**TEXT TO READ**
_____
Old-style Figures

Matt Steel's picture

Why do most Scotch Roman typefaces not have old-style figures? I've noticed that Miller has semi-OSF characters, like a cross-breed with normal lining figures (most noticeable in 7 and 9); whereas Mercury and Chronicle from H&FJ do not have OSF's. Freight, on the other hand, which strikes me as fairly Scotch in its design, DOES have them. Can anyone elucidate this for me? Is it a 19th-century thing? I want to use Mercury for an identity project which would involve not just a logo but a type system that can be used in-house for publications. I find it odd that such an extensive and well-drawn family doesn't have OSF.

Also, if anyone can suggest a good Scotch Roman that DOES have OSF, that would be wonderful. Thank you!

Stephen Coles's picture

More of a "Fleischmann" than a Scotch, but Farnham has text figures as default and Arnhem does as well.

Thomas Phinney's picture

It's a historical thing. When the scotch roman style was coming into play, oldstyle figures were no longer in vogue. Most of the original scotch romans didn't have them (or had hybrid figures instead), so most revivals or interpretations of the genre tend not to have them either.

It's not like there's a biblical law that says "thou shalt not put oldstyle figures in a scotch roman" or anything, it just wasn't common, historically.
_____
**RECORDED INFORMATION**

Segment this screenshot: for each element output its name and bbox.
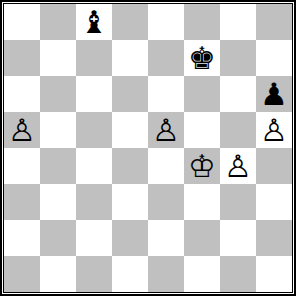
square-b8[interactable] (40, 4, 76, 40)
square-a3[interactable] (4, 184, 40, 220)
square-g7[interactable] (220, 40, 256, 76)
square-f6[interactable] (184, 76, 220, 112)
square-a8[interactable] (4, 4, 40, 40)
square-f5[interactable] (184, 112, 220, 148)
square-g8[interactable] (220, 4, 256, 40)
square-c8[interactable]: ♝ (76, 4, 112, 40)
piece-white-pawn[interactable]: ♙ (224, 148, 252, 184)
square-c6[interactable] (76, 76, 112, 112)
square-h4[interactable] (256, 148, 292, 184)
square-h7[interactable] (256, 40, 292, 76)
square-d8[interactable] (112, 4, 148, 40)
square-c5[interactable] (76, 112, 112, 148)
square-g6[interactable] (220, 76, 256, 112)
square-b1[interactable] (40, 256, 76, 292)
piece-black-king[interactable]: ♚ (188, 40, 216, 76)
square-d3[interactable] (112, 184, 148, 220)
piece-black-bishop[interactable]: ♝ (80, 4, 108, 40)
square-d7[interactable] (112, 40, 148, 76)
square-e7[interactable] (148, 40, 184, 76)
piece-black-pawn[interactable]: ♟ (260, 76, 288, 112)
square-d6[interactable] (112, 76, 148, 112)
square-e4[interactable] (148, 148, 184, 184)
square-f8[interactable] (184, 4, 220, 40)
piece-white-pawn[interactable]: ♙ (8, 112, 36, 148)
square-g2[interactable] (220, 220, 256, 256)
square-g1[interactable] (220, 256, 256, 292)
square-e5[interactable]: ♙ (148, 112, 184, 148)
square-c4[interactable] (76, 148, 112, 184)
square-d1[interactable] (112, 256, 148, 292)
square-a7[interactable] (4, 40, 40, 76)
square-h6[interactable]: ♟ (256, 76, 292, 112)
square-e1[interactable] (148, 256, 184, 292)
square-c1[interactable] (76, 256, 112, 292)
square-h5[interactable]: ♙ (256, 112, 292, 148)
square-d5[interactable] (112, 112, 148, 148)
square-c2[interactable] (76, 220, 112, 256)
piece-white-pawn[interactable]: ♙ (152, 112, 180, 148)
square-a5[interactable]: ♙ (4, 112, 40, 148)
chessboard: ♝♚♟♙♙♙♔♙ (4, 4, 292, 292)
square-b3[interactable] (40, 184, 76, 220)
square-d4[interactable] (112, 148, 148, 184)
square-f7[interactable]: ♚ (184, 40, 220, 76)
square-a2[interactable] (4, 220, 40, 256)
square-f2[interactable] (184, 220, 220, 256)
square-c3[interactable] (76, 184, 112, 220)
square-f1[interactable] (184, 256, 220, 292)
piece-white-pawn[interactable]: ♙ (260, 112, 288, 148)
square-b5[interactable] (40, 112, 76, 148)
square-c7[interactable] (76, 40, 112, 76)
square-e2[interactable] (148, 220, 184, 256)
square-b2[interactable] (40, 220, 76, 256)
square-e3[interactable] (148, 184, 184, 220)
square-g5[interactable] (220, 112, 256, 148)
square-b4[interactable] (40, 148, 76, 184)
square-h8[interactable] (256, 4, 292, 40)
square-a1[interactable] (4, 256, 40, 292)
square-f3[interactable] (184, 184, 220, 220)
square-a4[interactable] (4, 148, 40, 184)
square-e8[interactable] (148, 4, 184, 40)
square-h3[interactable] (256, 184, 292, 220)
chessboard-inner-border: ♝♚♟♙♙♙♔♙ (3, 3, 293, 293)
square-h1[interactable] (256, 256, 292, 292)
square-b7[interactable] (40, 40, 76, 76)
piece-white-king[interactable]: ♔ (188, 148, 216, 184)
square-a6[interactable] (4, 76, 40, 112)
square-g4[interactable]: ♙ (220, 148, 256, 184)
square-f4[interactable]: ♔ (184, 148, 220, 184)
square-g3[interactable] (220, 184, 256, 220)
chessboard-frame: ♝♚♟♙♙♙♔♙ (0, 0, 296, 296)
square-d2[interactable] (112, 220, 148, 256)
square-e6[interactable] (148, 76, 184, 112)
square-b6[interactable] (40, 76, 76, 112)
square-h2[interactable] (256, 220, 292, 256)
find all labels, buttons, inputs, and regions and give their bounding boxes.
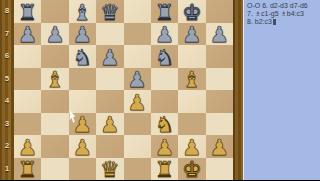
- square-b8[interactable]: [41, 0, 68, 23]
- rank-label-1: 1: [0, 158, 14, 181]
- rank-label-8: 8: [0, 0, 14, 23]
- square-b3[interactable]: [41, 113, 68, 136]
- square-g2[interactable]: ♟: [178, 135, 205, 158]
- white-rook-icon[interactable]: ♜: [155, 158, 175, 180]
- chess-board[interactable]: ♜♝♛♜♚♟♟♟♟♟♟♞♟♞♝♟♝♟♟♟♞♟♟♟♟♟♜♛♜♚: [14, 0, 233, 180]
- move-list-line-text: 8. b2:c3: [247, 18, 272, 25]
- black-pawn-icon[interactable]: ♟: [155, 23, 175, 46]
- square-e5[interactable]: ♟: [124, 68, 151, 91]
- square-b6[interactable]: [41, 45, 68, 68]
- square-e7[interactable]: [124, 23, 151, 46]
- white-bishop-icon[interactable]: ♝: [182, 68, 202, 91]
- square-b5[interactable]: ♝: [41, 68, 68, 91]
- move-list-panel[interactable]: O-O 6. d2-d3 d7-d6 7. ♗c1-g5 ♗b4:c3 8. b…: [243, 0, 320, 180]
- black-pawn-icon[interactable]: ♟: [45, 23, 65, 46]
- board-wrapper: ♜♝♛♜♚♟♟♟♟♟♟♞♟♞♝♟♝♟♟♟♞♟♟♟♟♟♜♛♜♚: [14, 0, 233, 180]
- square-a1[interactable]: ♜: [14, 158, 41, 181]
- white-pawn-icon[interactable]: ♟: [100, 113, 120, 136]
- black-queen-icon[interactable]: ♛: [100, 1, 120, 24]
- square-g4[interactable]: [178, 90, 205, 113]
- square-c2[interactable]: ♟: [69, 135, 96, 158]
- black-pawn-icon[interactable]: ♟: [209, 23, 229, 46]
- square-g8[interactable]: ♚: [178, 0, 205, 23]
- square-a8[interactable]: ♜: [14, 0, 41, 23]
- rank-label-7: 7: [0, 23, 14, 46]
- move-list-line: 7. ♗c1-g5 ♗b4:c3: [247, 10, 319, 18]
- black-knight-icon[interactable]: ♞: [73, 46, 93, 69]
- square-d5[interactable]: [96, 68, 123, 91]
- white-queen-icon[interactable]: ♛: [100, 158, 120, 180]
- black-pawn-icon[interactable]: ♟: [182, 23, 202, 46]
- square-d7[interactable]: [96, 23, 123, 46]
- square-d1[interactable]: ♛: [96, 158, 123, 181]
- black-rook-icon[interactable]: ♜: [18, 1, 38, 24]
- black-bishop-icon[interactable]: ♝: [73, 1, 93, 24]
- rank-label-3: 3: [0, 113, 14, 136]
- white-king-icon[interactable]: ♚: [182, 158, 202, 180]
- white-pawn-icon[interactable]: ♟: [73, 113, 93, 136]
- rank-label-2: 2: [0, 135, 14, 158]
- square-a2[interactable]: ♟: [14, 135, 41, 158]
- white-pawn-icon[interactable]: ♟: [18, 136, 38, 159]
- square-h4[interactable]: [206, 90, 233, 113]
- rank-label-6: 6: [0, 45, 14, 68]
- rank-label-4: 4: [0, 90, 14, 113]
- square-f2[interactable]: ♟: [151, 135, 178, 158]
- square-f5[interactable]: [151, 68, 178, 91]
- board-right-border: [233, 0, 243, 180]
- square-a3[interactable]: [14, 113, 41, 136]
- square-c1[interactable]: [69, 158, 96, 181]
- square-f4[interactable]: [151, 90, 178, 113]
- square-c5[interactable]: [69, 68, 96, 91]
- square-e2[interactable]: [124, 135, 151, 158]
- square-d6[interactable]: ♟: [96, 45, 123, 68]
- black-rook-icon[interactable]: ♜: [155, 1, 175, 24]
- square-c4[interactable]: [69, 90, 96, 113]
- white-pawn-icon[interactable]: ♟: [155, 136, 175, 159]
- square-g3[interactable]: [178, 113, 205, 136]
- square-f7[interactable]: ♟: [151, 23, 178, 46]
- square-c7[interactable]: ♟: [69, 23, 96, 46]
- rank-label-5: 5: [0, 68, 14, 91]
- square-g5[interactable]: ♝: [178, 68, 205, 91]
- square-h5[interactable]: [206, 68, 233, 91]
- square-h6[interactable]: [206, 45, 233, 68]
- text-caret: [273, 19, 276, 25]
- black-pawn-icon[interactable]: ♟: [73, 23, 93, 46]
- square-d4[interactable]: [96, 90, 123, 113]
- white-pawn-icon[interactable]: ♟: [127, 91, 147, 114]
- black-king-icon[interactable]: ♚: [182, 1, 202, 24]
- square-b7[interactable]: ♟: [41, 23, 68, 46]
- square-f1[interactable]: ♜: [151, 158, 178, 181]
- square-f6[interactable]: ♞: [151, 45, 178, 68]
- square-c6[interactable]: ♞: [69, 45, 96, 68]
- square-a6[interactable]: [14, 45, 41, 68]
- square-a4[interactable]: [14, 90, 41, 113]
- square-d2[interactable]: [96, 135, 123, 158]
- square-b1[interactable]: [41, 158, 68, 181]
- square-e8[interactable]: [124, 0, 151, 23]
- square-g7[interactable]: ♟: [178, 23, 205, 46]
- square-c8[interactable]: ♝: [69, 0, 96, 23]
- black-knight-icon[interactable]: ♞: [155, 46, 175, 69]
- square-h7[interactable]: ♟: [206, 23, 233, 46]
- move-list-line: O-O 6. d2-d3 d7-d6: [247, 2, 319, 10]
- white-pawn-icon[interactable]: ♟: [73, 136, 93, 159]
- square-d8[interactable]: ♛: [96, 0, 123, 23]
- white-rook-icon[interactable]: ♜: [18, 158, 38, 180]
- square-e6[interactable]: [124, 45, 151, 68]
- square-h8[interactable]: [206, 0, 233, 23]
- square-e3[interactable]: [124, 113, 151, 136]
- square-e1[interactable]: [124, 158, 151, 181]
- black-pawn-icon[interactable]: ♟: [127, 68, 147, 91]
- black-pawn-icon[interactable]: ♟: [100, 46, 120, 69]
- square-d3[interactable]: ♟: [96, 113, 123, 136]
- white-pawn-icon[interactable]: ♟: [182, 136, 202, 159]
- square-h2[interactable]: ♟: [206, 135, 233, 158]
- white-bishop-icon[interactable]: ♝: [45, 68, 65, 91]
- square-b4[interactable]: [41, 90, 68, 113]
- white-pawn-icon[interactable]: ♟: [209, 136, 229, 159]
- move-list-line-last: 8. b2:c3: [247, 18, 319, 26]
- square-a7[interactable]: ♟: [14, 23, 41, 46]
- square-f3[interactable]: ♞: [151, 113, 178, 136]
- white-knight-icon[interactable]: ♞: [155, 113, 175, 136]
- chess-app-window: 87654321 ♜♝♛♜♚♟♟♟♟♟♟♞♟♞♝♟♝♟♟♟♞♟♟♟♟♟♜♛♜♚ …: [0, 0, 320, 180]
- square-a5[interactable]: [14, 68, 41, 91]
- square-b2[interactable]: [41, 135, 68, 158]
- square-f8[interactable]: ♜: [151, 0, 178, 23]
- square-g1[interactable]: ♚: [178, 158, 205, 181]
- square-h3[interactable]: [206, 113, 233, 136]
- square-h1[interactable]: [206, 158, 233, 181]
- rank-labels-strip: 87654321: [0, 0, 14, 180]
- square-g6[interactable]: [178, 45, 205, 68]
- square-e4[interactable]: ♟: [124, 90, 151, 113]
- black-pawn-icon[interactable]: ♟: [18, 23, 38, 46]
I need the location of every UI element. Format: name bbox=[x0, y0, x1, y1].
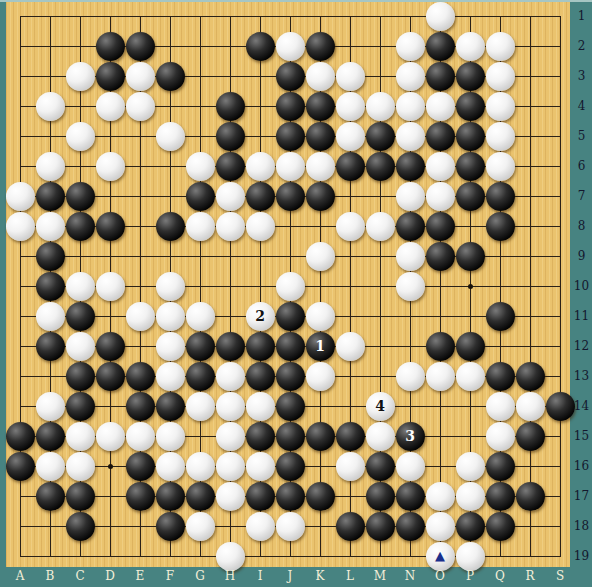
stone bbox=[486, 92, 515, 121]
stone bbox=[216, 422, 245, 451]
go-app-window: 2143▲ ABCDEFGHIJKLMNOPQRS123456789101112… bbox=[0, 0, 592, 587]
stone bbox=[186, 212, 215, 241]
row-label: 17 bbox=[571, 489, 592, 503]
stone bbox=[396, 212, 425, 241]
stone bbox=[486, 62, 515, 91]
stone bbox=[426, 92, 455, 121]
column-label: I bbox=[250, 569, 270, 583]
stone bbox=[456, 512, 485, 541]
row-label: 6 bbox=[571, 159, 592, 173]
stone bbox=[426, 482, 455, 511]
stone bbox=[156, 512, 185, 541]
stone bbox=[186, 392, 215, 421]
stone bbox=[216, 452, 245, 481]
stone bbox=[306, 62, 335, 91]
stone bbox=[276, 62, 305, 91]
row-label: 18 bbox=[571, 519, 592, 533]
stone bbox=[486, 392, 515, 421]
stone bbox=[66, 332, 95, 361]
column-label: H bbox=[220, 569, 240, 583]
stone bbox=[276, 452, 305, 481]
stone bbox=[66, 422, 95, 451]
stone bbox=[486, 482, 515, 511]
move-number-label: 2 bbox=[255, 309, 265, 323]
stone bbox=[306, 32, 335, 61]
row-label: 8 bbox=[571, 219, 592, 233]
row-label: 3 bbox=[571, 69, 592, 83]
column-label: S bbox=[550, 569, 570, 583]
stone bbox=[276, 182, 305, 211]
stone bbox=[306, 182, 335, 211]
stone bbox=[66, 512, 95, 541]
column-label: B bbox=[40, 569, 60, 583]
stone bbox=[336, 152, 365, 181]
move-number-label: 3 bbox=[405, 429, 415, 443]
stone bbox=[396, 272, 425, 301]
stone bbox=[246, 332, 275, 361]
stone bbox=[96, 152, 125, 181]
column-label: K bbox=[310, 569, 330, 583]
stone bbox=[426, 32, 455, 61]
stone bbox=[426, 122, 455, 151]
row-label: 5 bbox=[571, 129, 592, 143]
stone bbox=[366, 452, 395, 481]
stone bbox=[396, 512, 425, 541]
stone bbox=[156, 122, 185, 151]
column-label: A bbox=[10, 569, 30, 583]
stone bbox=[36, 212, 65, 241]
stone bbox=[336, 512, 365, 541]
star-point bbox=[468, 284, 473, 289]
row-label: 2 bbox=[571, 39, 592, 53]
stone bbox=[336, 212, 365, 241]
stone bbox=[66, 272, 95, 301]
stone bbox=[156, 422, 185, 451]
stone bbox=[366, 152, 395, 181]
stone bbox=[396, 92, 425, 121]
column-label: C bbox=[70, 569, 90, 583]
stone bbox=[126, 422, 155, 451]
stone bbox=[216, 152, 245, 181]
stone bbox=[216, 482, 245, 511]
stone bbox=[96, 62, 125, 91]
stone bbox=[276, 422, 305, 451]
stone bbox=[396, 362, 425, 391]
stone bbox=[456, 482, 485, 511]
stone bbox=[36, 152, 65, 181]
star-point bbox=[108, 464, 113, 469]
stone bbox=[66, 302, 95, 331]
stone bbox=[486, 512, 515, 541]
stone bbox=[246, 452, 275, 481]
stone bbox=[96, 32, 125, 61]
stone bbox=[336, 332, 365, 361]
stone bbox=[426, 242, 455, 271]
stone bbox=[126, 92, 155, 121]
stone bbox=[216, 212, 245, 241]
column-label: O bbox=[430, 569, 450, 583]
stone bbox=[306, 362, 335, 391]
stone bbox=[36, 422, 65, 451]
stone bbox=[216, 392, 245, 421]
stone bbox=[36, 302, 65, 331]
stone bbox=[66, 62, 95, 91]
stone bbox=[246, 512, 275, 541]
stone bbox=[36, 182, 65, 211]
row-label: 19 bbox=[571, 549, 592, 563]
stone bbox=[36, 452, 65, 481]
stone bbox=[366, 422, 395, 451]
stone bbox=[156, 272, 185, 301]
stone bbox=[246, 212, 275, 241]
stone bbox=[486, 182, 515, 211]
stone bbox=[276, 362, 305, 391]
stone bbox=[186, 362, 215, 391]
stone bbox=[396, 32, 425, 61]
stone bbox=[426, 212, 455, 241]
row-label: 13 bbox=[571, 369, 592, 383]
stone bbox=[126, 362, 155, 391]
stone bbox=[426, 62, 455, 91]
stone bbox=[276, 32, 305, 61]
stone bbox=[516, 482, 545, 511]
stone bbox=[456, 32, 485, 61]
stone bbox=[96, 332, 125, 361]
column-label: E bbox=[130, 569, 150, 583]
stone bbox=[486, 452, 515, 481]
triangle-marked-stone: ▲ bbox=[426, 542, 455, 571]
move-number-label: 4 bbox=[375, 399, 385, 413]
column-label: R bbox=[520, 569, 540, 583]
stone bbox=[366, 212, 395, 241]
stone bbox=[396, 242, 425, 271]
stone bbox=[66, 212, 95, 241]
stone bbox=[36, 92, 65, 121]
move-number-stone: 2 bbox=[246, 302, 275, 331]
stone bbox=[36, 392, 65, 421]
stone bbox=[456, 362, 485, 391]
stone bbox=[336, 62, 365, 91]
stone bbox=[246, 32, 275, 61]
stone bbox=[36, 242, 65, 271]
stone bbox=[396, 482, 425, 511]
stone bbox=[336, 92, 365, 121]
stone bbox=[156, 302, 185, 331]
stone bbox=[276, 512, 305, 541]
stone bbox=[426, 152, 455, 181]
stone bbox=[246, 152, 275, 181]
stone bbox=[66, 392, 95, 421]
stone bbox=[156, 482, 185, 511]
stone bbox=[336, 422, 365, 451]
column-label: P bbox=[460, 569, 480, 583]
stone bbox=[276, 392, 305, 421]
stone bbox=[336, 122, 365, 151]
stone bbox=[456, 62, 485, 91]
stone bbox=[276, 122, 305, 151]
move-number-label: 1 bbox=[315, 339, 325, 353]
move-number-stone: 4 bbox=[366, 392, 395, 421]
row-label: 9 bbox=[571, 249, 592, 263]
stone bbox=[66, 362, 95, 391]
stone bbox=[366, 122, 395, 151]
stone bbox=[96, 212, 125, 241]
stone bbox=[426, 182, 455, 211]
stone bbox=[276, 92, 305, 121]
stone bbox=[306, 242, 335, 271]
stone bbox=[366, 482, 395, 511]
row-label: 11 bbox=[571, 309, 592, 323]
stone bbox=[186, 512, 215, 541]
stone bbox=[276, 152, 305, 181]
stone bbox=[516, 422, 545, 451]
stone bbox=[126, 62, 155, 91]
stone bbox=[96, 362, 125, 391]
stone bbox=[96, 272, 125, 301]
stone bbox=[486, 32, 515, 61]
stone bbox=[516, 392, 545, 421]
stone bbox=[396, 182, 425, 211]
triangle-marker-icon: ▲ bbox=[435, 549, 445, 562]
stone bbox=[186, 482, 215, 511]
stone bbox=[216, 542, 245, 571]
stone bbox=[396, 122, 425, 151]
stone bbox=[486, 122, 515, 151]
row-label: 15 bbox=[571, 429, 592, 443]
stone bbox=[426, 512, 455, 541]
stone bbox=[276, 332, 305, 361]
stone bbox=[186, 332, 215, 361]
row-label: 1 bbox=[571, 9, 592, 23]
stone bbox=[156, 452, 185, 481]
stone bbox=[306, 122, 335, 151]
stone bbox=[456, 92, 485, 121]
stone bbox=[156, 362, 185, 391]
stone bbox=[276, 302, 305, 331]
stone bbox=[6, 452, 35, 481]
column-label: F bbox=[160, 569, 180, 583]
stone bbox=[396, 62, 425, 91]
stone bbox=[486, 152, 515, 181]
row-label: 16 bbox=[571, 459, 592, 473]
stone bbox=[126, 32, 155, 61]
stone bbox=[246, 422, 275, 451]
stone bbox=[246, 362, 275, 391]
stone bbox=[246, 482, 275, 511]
_____
**TASK LIST**
A. Do these statements agree with the thread on old-style figures? Answer yes or no for each, quoting the words that decide it. (i) Chronicle from H&FJ has old-style figures. (ii) Farnham has text figures as default. (iii) Oldstyle figures were in vogue when the scotch roman style was coming into play.
B. In the thread on old-style figures, can you restate the paragraph beginning "It's a historical thing." more briefly while keeping its main facts?

**EXPECTED OUTPUTS**
A.
(i) No: "whereas Mercury and Chronicle from H&FJ do not have OSF's."
(ii) Yes: "Farnham has text figures as default"
(iii) No: "When the scotch roman style was coming into play, oldstyle figures were no longer in vogue."

B. The reason is historical. Oldstyle figures had gone out of fashion by the time the scotch roman style arose, so most original scotch romans lacked them or had hybrid figures. Most revivals and interpretations of the genre likewise tend not to have them.